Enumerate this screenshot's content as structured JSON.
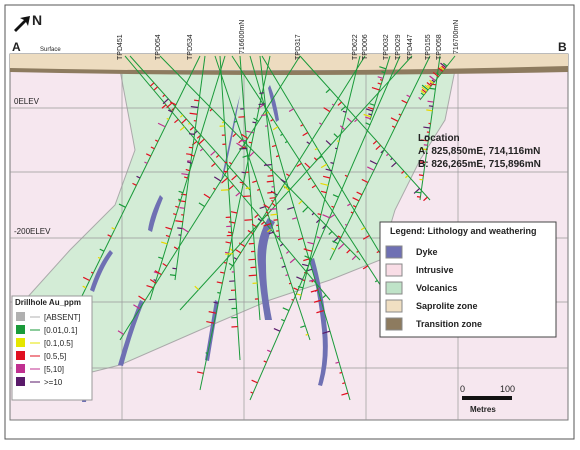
{
  "header": {
    "north": "N",
    "section_start": "A",
    "section_end": "B",
    "surface": "Surface"
  },
  "collar_labels": [
    "TPD451",
    "TPD054",
    "TPD534",
    "716600mN",
    "TPD317",
    "TPD622",
    "TPD006",
    "TPD032",
    "TPD029",
    "TPD447",
    "TPD155",
    "TPD058",
    "716700mN"
  ],
  "elevation_labels": [
    "0ELEV",
    "-200ELEV"
  ],
  "location": {
    "title": "Location",
    "a": "A: 825,850mE, 714,116mN",
    "b": "B: 826,265mE, 715,896mN"
  },
  "lithology_legend": {
    "title": "Legend: Lithology and weathering",
    "items": [
      "Dyke",
      "Intrusive",
      "Volcanics",
      "Saprolite zone",
      "Transition zone"
    ]
  },
  "assay_legend": {
    "title": "Drillhole Au_ppm",
    "items": [
      "[ABSENT]",
      "[0.01,0.1]",
      "[0.1,0.5]",
      "[0.5,5]",
      "[5,10]",
      ">=10"
    ]
  },
  "scale_bar": {
    "start": "0",
    "end": "100",
    "unit": "Metres"
  }
}
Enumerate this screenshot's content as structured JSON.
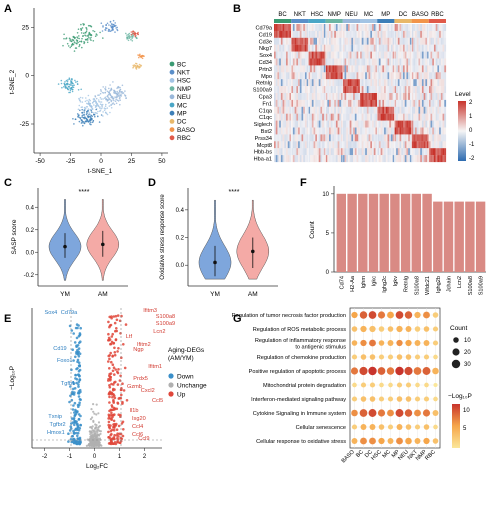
{
  "panels": {
    "A": {
      "letter": "A",
      "xlabel": "t-SNE_1",
      "ylabel": "t-SNE_2",
      "xticks": [
        "-50",
        "-25",
        "0",
        "25",
        "50"
      ],
      "yticks": [
        "25",
        "0",
        "-25"
      ],
      "legend": [
        {
          "label": "BC",
          "color": "#3a9a72"
        },
        {
          "label": "NKT",
          "color": "#5b8fc9"
        },
        {
          "label": "HSC",
          "color": "#a3c4e4"
        },
        {
          "label": "NMP",
          "color": "#6cb5a3"
        },
        {
          "label": "NEU",
          "color": "#9ab8da"
        },
        {
          "label": "MC",
          "color": "#4aa6c6"
        },
        {
          "label": "MP",
          "color": "#3d7fb8"
        },
        {
          "label": "DC",
          "color": "#e8b86a"
        },
        {
          "label": "BASO",
          "color": "#f2944a"
        },
        {
          "label": "RBC",
          "color": "#e05a4a"
        }
      ]
    },
    "B": {
      "letter": "B",
      "columns": [
        {
          "label": "BC",
          "color": "#3a9a72"
        },
        {
          "label": "NKT",
          "color": "#5b8fc9"
        },
        {
          "label": "HSC",
          "color": "#4aa6c6"
        },
        {
          "label": "NMP",
          "color": "#6cb5a3"
        },
        {
          "label": "NEU",
          "color": "#9ab8da"
        },
        {
          "label": "MC",
          "color": "#a3c4e4"
        },
        {
          "label": "MP",
          "color": "#3d7fb8"
        },
        {
          "label": "DC",
          "color": "#e8b86a"
        },
        {
          "label": "BASO",
          "color": "#f2944a"
        },
        {
          "label": "RBC",
          "color": "#e05a4a"
        }
      ],
      "genes": [
        "Cd79a",
        "Cd19",
        "Cd3e",
        "Nkg7",
        "Sox4",
        "Cd34",
        "Prtn3",
        "Mpo",
        "Retnlg",
        "S100a9",
        "Cpa3",
        "Fn1",
        "C1qa",
        "C1qc",
        "Siglech",
        "Bst2",
        "Prss34",
        "Mcpt8",
        "Hbb-bs",
        "Hba-a1"
      ],
      "legend_title": "Level",
      "legend_ticks": [
        "2",
        "1",
        "0",
        "-1",
        "-2"
      ]
    },
    "C": {
      "letter": "C",
      "ylabel": "SASP score",
      "signif": "****",
      "groups": [
        "YM",
        "AM"
      ],
      "yticks": [
        "0.4",
        "0.2",
        "0.0",
        "-0.2"
      ]
    },
    "D": {
      "letter": "D",
      "ylabel": "Oxidative stress response score",
      "signif": "****",
      "groups": [
        "YM",
        "AM"
      ],
      "yticks": [
        "0.4",
        "0.2",
        "0.0"
      ]
    },
    "F": {
      "letter": "F",
      "ylabel": "Count",
      "yticks": [
        "10",
        "5",
        "0"
      ]
    },
    "E": {
      "letter": "E",
      "xlabel": "Log₂FC",
      "ylabel": "−Log₁₀P",
      "xticks": [
        "-2",
        "-1",
        "0",
        "1",
        "2"
      ],
      "legend_title": "Aging-DEGs\n(AM/YM)",
      "legend": [
        {
          "label": "Down",
          "color": "#3a8fc9"
        },
        {
          "label": "Unchange",
          "color": "#b0b0b0"
        },
        {
          "label": "Up",
          "color": "#e0463a"
        }
      ],
      "down_labels": [
        "Sox4",
        "Cd79a",
        "Cd19",
        "Foxo1",
        "Tgfb1",
        "Txnip",
        "Tgfbr2",
        "Hmox1"
      ],
      "up_labels": [
        "Ifitm3",
        "S100a8",
        "S100a9",
        "Lcn2",
        "Ltf",
        "Ifitm2",
        "Ifitm1",
        "Ccl5",
        "Cxcl2",
        "Ccl9",
        "Prdx5",
        "Il1b",
        "Gzmb",
        "Isg20",
        "Ccl4",
        "Ccl6",
        "Ngp"
      ]
    },
    "G": {
      "letter": "G",
      "size_legend_title": "Count",
      "size_legend": [
        "10",
        "20",
        "30"
      ],
      "color_legend_title": "−Log₁₀P",
      "color_legend_ticks": [
        "10",
        "5"
      ],
      "columns": [
        "BASO",
        "BC",
        "DC",
        "HSC",
        "MC",
        "MP",
        "NEU",
        "NKT",
        "NMP",
        "RBC"
      ],
      "terms": [
        "Regulation of tumor necrosis factor production",
        "Regulation of ROS metabolic process",
        "Regulation of inflammatory response\nto antigenic stimulus",
        "Regulation of chemokine production",
        "Positive regulation of apoptotic process",
        "Mitochondrial protein degradation",
        "Interferon-mediated signaling pathway",
        "Cytokine Signaling in Immune system",
        "Cellular senescence",
        "Cellular response to oxidative stress"
      ]
    }
  },
  "chart_data": [
    {
      "type": "scatter",
      "panel": "A",
      "xlabel": "t-SNE_1",
      "ylabel": "t-SNE_2",
      "xlim": [
        -55,
        55
      ],
      "ylim": [
        -40,
        35
      ],
      "series": [
        {
          "name": "BC",
          "centers": [
            [
              -20,
              18
            ],
            [
              -10,
              22
            ]
          ]
        },
        {
          "name": "NKT",
          "centers": [
            [
              8,
              25
            ]
          ]
        },
        {
          "name": "HSC",
          "centers": [
            [
              -5,
              -15
            ]
          ]
        },
        {
          "name": "NMP",
          "centers": [
            [
              25,
              20
            ]
          ]
        },
        {
          "name": "NEU",
          "centers": [
            [
              10,
              -10
            ]
          ]
        },
        {
          "name": "MC",
          "centers": [
            [
              -25,
              -5
            ]
          ]
        },
        {
          "name": "MP",
          "centers": [
            [
              -12,
              -22
            ]
          ]
        },
        {
          "name": "DC",
          "centers": [
            [
              30,
              5
            ]
          ]
        },
        {
          "name": "BASO",
          "centers": [
            [
              33,
              10
            ]
          ]
        },
        {
          "name": "RBC",
          "centers": [
            [
              28,
              22
            ]
          ]
        }
      ]
    },
    {
      "type": "heatmap",
      "panel": "B",
      "columns": [
        "BC",
        "NKT",
        "HSC",
        "NMP",
        "NEU",
        "MC",
        "MP",
        "DC",
        "BASO",
        "RBC"
      ],
      "rows": [
        "Cd79a",
        "Cd19",
        "Cd3e",
        "Nkg7",
        "Sox4",
        "Cd34",
        "Prtn3",
        "Mpo",
        "Retnlg",
        "S100a9",
        "Cpa3",
        "Fn1",
        "C1qa",
        "C1qc",
        "Siglech",
        "Bst2",
        "Prss34",
        "Mcpt8",
        "Hbb-bs",
        "Hba-a1"
      ],
      "block_map": [
        [
          0,
          1
        ],
        [
          2,
          3
        ],
        [
          4,
          5
        ],
        [
          6,
          7
        ],
        [
          8,
          9
        ],
        [
          10,
          11
        ],
        [
          12,
          13
        ],
        [
          14,
          15
        ],
        [
          16,
          17
        ],
        [
          18,
          19
        ]
      ],
      "range": [
        -2,
        2
      ]
    },
    {
      "type": "violin",
      "panel": "C",
      "categories": [
        "YM",
        "AM"
      ],
      "ylabel": "SASP score",
      "ylim": [
        -0.3,
        0.5
      ],
      "means": [
        0.05,
        0.07
      ],
      "ci": [
        [
          -0.05,
          0.17
        ],
        [
          -0.04,
          0.19
        ]
      ],
      "colors": [
        "#7ea6dc",
        "#f4aaa6"
      ]
    },
    {
      "type": "violin",
      "panel": "D",
      "categories": [
        "YM",
        "AM"
      ],
      "ylabel": "Oxidative stress response score",
      "ylim": [
        -0.15,
        0.5
      ],
      "means": [
        0.02,
        0.1
      ],
      "ci": [
        [
          -0.08,
          0.14
        ],
        [
          -0.02,
          0.2
        ]
      ],
      "colors": [
        "#7ea6dc",
        "#f4aaa6"
      ]
    },
    {
      "type": "bar",
      "panel": "F",
      "ylabel": "Count",
      "ylim": [
        0,
        11
      ],
      "categories": [
        "Cd74",
        "H2-Aa",
        "Ighm",
        "Igkc",
        "Ighg2c",
        "Igkv",
        "Retnlg",
        "S100a8",
        "Wfdc21",
        "Ighg2b",
        "Jchain",
        "Lcn2",
        "S100a8",
        "S100a9"
      ],
      "values": [
        10,
        10,
        10,
        10,
        10,
        10,
        10,
        10,
        10,
        9,
        9,
        9,
        9,
        9
      ],
      "color": "#d98a84"
    },
    {
      "type": "scatter",
      "panel": "E",
      "xlabel": "Log₂FC",
      "ylabel": "−Log₁₀P",
      "xlim": [
        -2.5,
        2.7
      ],
      "groups": [
        "Down",
        "Unchange",
        "Up"
      ]
    },
    {
      "type": "dotplot",
      "panel": "G",
      "columns": [
        "BASO",
        "BC",
        "DC",
        "HSC",
        "MC",
        "MP",
        "NEU",
        "NKT",
        "NMP",
        "RBC"
      ],
      "rows": [
        "Regulation of tumor necrosis factor production",
        "Regulation of ROS metabolic process",
        "Regulation of inflammatory response to antigenic stimulus",
        "Regulation of chemokine production",
        "Positive regulation of apoptotic process",
        "Mitochondrial protein degradation",
        "Interferon-mediated signaling pathway",
        "Cytokine Signaling in Immune system",
        "Cellular senescence",
        "Cellular response to oxidative stress"
      ],
      "count": [
        [
          14,
          22,
          24,
          20,
          18,
          24,
          22,
          14,
          18,
          10
        ],
        [
          10,
          14,
          14,
          10,
          10,
          14,
          12,
          10,
          10,
          8
        ],
        [
          10,
          14,
          18,
          10,
          12,
          14,
          14,
          12,
          12,
          8
        ],
        [
          8,
          10,
          10,
          8,
          8,
          10,
          10,
          8,
          8,
          6
        ],
        [
          20,
          28,
          30,
          24,
          22,
          30,
          28,
          24,
          26,
          16
        ],
        [
          6,
          8,
          8,
          6,
          6,
          8,
          8,
          6,
          6,
          4
        ],
        [
          8,
          10,
          10,
          8,
          8,
          10,
          10,
          8,
          8,
          6
        ],
        [
          16,
          24,
          26,
          20,
          18,
          26,
          22,
          18,
          20,
          12
        ],
        [
          8,
          12,
          12,
          10,
          8,
          12,
          10,
          8,
          10,
          6
        ],
        [
          12,
          18,
          18,
          14,
          12,
          18,
          16,
          12,
          14,
          10
        ]
      ],
      "neglog10p": [
        [
          8,
          11,
          12,
          10,
          8,
          12,
          11,
          7,
          9,
          5
        ],
        [
          6,
          7,
          6,
          5,
          6,
          7,
          7,
          5,
          6,
          5
        ],
        [
          7,
          9,
          10,
          7,
          7,
          9,
          8,
          7,
          7,
          5
        ],
        [
          5,
          6,
          6,
          5,
          5,
          6,
          6,
          5,
          5,
          4
        ],
        [
          10,
          12,
          13,
          11,
          10,
          13,
          12,
          10,
          11,
          7
        ],
        [
          4,
          5,
          5,
          4,
          4,
          5,
          5,
          4,
          4,
          3
        ],
        [
          5,
          6,
          6,
          5,
          5,
          6,
          6,
          5,
          5,
          4
        ],
        [
          9,
          11,
          12,
          10,
          9,
          12,
          11,
          9,
          10,
          6
        ],
        [
          5,
          7,
          7,
          6,
          5,
          7,
          6,
          5,
          6,
          4
        ],
        [
          7,
          9,
          9,
          8,
          7,
          9,
          8,
          7,
          8,
          6
        ]
      ]
    }
  ]
}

● ● ● ●

[What you are asked to do]
Every line of the data above that contains the word "name" should be counted; please give the total alone.

[Answer space]
10